***** RECORDS SHOWN
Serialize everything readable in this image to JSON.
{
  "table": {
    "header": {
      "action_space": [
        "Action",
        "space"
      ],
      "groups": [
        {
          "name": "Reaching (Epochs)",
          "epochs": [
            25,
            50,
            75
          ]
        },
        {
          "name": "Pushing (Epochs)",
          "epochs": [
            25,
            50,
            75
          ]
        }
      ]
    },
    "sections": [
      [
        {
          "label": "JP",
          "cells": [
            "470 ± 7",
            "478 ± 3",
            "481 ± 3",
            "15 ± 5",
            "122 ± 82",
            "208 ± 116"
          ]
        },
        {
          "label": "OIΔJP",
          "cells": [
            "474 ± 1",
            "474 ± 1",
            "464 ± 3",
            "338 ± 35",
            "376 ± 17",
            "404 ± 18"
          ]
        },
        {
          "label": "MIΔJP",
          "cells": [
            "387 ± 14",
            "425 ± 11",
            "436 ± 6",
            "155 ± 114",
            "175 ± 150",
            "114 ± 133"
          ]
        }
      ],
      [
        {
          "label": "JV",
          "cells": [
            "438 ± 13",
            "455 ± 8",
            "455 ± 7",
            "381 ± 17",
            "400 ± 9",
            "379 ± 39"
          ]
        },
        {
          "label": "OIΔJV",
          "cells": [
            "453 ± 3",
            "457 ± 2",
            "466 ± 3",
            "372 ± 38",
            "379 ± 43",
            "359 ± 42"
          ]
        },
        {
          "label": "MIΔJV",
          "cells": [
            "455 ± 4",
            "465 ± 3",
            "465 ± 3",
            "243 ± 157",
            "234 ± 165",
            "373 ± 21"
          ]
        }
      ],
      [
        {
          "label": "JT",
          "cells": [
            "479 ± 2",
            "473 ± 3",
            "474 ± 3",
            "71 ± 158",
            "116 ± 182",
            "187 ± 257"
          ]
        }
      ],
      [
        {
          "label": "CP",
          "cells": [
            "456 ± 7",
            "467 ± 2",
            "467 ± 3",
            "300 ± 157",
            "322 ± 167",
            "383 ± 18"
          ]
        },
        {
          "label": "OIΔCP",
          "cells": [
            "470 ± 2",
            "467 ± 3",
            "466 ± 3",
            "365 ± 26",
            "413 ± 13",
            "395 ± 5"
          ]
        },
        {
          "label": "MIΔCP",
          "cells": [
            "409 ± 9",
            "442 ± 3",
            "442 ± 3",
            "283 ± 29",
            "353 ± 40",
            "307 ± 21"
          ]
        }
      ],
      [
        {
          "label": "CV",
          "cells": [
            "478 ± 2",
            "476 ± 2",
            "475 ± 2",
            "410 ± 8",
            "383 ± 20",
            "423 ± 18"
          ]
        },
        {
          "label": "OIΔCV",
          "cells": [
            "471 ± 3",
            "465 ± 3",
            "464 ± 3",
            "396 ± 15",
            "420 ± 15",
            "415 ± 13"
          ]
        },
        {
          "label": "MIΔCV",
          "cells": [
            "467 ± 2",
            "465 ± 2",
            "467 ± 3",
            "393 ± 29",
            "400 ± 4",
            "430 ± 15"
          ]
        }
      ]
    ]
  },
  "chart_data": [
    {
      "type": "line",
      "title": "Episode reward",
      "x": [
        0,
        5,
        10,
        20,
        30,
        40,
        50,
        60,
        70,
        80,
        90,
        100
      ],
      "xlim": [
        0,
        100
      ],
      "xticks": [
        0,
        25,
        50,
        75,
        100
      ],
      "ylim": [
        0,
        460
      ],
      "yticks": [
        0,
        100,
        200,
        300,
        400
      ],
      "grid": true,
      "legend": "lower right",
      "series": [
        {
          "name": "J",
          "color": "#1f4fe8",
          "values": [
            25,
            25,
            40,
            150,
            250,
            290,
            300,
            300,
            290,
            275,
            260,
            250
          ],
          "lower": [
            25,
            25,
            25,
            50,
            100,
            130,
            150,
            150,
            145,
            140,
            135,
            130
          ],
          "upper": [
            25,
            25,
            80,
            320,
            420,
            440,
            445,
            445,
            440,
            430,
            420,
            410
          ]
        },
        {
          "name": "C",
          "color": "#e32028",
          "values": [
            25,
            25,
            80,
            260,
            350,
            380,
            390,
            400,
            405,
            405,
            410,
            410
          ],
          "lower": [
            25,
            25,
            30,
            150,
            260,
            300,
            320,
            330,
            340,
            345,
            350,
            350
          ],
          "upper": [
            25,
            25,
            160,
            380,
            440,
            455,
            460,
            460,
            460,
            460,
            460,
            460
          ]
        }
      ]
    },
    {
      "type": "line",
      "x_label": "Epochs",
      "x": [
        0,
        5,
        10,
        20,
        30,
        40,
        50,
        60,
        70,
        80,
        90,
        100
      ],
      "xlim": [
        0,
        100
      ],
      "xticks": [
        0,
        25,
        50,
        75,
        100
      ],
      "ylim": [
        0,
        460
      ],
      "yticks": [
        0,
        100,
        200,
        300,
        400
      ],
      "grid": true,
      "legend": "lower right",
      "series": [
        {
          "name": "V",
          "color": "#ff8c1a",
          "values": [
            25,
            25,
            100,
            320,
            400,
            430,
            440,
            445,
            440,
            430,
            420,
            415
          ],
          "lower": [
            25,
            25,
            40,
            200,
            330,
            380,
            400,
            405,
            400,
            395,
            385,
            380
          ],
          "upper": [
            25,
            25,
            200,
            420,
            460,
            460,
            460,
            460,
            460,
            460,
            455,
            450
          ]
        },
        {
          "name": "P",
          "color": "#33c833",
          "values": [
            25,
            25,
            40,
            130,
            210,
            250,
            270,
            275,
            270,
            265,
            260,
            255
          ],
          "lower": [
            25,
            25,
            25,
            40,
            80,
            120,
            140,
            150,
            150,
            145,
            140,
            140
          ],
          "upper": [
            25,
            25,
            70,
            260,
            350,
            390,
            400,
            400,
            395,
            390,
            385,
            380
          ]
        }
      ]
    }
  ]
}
**********
### WRITTEN PROBLEM
Copy out every line in the entries above that holds "name".

### RESULT
          "name": "Reaching (Epochs)",
          "name": "Pushing (Epochs)",
          "name": "J",
          "name": "C",
          "name": "V",
          "name": "P",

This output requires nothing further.